[Provided information]
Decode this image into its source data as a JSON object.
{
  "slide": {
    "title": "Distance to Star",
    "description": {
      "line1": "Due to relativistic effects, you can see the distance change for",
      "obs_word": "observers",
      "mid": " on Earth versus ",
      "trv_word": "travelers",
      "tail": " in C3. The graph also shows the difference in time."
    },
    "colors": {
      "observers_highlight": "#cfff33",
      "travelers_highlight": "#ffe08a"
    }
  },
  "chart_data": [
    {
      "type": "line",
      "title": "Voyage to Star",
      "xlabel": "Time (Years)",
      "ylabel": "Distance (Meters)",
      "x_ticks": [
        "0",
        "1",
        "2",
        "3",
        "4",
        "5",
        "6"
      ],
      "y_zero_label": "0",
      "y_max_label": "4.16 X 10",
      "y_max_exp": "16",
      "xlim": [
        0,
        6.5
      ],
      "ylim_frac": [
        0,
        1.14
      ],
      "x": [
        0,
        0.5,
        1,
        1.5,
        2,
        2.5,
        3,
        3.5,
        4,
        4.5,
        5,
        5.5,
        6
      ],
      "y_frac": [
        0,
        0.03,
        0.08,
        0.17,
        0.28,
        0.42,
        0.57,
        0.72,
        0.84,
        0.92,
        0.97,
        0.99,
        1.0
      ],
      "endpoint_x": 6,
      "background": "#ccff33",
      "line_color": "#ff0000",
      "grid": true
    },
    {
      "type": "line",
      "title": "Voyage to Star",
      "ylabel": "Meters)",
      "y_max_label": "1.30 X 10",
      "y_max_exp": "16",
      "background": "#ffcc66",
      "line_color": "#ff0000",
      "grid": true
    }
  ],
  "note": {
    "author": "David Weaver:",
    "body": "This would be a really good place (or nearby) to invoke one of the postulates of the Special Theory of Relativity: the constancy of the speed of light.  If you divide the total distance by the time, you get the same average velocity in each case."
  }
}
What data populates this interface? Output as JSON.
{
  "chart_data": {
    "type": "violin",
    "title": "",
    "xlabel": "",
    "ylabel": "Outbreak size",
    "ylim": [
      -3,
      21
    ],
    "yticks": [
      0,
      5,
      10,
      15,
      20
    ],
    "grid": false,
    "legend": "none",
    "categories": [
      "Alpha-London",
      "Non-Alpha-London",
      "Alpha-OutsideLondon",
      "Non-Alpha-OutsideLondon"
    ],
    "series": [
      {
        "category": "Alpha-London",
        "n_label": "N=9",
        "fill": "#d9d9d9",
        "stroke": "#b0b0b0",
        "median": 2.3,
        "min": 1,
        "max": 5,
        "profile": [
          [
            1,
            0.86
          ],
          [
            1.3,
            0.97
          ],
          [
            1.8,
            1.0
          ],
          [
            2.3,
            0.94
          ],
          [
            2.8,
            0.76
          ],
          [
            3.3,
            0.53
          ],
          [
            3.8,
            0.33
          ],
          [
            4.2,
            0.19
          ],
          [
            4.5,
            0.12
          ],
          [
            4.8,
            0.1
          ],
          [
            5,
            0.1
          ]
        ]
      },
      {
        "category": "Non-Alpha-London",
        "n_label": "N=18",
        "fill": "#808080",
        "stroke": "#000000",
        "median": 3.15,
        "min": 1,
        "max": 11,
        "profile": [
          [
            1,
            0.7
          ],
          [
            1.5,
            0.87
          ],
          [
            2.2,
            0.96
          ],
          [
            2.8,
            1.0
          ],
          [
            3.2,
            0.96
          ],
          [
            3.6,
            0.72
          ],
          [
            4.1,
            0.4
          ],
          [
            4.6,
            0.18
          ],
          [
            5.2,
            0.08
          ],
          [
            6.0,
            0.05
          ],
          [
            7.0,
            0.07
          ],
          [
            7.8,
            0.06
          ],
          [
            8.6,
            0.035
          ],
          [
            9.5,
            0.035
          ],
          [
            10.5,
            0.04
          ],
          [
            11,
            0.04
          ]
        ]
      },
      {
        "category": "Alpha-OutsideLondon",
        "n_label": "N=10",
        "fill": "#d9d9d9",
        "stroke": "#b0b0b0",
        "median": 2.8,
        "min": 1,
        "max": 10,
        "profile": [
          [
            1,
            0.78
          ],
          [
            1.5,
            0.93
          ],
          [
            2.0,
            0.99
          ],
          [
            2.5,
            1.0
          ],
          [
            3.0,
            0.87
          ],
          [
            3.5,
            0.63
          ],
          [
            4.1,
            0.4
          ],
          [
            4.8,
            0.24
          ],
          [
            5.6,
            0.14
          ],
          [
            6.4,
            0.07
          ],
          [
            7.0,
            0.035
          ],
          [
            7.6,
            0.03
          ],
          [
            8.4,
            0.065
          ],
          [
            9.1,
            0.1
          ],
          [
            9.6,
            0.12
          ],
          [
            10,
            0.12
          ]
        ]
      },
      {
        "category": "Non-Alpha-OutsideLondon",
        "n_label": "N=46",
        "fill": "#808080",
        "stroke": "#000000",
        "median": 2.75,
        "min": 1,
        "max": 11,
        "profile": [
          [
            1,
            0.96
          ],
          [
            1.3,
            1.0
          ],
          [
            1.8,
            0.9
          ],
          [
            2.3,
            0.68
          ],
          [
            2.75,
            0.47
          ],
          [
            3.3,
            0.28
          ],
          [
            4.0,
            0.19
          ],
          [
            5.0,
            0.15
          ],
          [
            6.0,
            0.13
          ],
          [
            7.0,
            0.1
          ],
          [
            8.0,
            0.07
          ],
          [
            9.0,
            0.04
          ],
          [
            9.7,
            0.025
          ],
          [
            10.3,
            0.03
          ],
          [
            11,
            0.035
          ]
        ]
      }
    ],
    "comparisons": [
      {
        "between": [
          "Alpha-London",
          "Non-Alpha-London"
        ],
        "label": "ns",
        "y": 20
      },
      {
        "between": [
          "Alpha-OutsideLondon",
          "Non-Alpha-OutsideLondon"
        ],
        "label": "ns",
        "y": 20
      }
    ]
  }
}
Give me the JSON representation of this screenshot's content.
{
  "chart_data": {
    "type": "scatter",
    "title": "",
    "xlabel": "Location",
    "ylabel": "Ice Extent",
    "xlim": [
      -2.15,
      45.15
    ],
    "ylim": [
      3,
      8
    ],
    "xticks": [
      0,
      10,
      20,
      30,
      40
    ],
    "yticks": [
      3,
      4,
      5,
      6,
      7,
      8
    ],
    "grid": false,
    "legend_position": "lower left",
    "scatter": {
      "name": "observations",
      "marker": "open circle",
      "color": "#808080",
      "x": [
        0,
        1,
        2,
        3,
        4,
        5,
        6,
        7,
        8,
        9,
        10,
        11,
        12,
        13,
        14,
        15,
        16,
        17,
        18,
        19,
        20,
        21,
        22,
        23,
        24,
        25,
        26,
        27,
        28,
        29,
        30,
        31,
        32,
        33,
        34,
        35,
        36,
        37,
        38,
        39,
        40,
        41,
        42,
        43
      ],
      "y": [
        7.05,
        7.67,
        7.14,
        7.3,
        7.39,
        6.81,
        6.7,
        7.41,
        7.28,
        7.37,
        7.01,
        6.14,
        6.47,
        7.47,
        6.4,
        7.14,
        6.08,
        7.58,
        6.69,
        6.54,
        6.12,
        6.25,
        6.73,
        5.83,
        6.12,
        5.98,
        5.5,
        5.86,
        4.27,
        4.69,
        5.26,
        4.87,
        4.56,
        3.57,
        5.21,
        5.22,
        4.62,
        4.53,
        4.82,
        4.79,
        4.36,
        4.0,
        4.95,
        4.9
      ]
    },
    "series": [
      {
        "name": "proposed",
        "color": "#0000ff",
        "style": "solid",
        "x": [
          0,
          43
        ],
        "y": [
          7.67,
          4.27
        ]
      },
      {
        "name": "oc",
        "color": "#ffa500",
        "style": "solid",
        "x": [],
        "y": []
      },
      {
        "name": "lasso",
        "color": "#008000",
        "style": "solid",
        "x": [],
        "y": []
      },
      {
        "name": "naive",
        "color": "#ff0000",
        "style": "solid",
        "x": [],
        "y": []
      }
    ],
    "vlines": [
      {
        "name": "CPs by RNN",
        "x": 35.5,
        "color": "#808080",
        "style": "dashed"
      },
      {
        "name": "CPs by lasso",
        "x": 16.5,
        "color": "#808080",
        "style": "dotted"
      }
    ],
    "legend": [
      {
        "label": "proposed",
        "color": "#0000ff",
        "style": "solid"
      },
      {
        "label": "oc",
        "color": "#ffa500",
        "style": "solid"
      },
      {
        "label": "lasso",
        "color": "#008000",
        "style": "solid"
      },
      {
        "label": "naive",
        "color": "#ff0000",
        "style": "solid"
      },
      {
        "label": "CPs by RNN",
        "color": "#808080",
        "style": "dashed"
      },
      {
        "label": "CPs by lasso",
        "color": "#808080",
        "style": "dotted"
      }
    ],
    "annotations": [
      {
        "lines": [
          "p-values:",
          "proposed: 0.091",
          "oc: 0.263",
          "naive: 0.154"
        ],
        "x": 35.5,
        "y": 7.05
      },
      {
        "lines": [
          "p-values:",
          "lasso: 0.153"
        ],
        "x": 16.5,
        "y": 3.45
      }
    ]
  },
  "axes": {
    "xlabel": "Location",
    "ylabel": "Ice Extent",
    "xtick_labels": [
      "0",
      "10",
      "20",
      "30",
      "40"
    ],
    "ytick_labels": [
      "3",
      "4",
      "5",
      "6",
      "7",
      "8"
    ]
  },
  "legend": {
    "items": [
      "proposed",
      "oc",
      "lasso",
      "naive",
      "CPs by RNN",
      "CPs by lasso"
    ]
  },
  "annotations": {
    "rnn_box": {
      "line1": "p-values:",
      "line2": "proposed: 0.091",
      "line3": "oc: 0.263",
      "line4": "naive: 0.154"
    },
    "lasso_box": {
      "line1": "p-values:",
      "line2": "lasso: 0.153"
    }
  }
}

[Exercise instructions]
From the listing above, copy out each line where the word "Meters" appears.

[Solution to the exercise]
      "ylabel": "Distance (Meters)",
      "ylabel": "Meters)",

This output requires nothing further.